WHAT YOU NEED TO DO ->
The records below are to be copied word for word, with every picture left out.

AVAILABLE RECORDS ->
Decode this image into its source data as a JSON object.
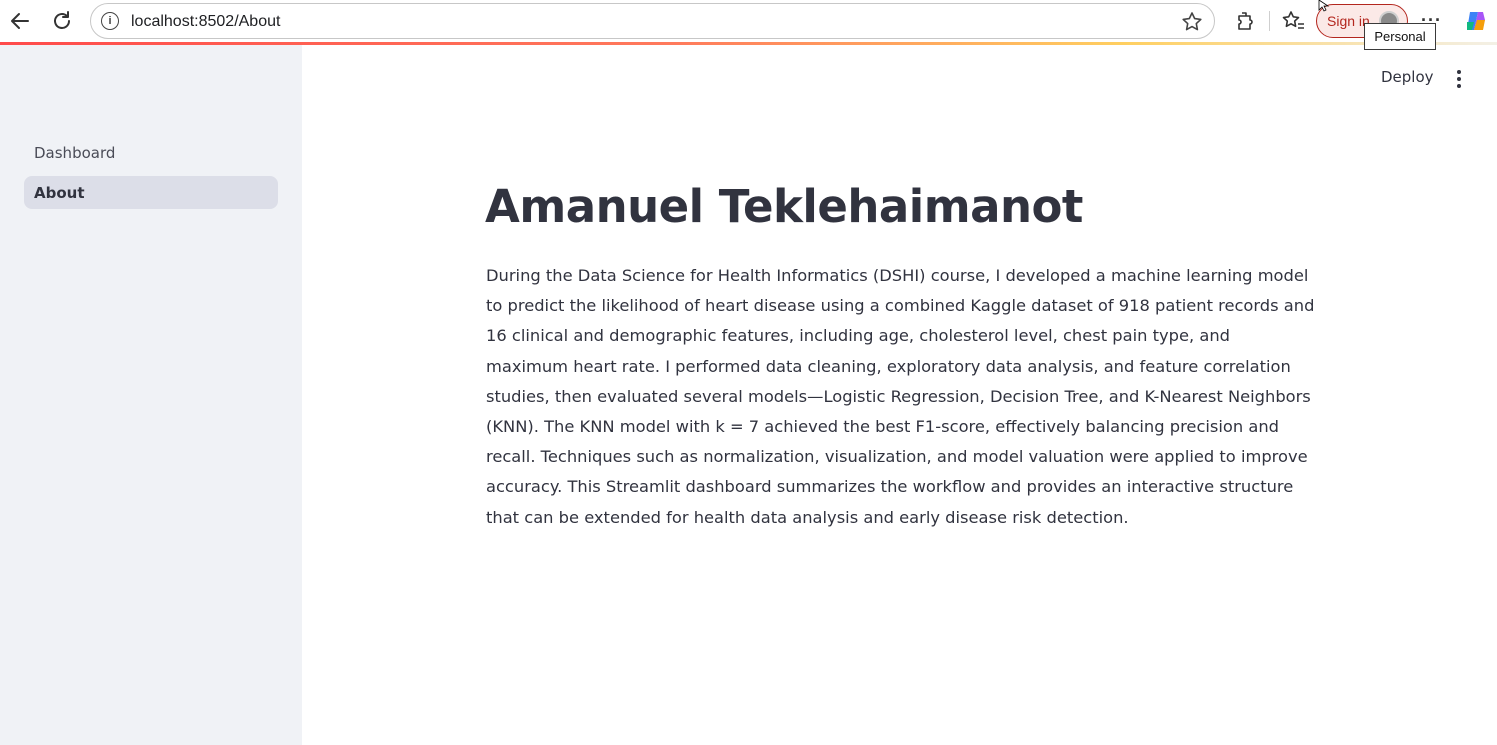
{
  "browser": {
    "url": "localhost:8502/About",
    "signin_label": "Sign in",
    "tooltip": "Personal",
    "more_label": "···"
  },
  "sidebar": {
    "items": [
      {
        "label": "Dashboard",
        "active": false
      },
      {
        "label": "About",
        "active": true
      }
    ]
  },
  "header": {
    "deploy_label": "Deploy"
  },
  "main": {
    "title": "Amanuel Teklehaimanot",
    "paragraph": "During the Data Science for Health Informatics (DSHI) course, I developed a machine learning model to predict the likelihood of heart disease using a combined Kaggle dataset of 918 patient records and 16 clinical and demographic features, including age, cholesterol level, chest pain type, and maximum heart rate. I performed data cleaning, exploratory data analysis, and feature correlation studies, then evaluated several models—Logistic Regression, Decision Tree, and K-Nearest Neighbors (KNN). The KNN model with k = 7 achieved the best F1-score, effectively balancing precision and recall. Techniques such as normalization, visualization, and model valuation were applied to improve accuracy. This Streamlit dashboard summarizes the workflow and provides an interactive structure that can be extended for health data analysis and early disease risk detection."
  },
  "colors": {
    "sidebar_bg": "#f0f2f6",
    "active_item_bg": "#dcdee8",
    "text": "#31333f",
    "signin_accent": "#b3261e"
  },
  "icons": [
    "back-arrow-icon",
    "reload-icon",
    "info-icon",
    "star-icon",
    "extensions-icon",
    "favorites-icon",
    "profile-avatar-icon",
    "more-icon",
    "copilot-icon",
    "kebab-menu-icon"
  ]
}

SOLUTION TO THIS EXERCISE ->
Decode this image into its source data as a JSON object.
{
  "browser": {
    "url": "localhost:8502/About",
    "signin_label": "Sign in",
    "tooltip": "Personal",
    "more_label": "···"
  },
  "sidebar": {
    "items": [
      {
        "label": "Dashboard",
        "active": false
      },
      {
        "label": "About",
        "active": true
      }
    ]
  },
  "header": {
    "deploy_label": "Deploy"
  },
  "main": {
    "title": "Amanuel Teklehaimanot",
    "paragraph": "During the Data Science for Health Informatics (DSHI) course, I developed a machine learning model to predict the likelihood of heart disease using a combined Kaggle dataset of 918 patient records and 16 clinical and demographic features, including age, cholesterol level, chest pain type, and maximum heart rate. I performed data cleaning, exploratory data analysis, and feature correlation studies, then evaluated several models—Logistic Regression, Decision Tree, and K-Nearest Neighbors (KNN). The KNN model with k = 7 achieved the best F1-score, effectively balancing precision and recall. Techniques such as normalization, visualization, and model valuation were applied to improve accuracy. This Streamlit dashboard summarizes the workflow and provides an interactive structure that can be extended for health data analysis and early disease risk detection."
  },
  "colors": {
    "sidebar_bg": "#f0f2f6",
    "active_item_bg": "#dcdee8",
    "text": "#31333f",
    "signin_accent": "#b3261e"
  },
  "icons": [
    "back-arrow-icon",
    "reload-icon",
    "info-icon",
    "star-icon",
    "extensions-icon",
    "favorites-icon",
    "profile-avatar-icon",
    "more-icon",
    "copilot-icon",
    "kebab-menu-icon"
  ]
}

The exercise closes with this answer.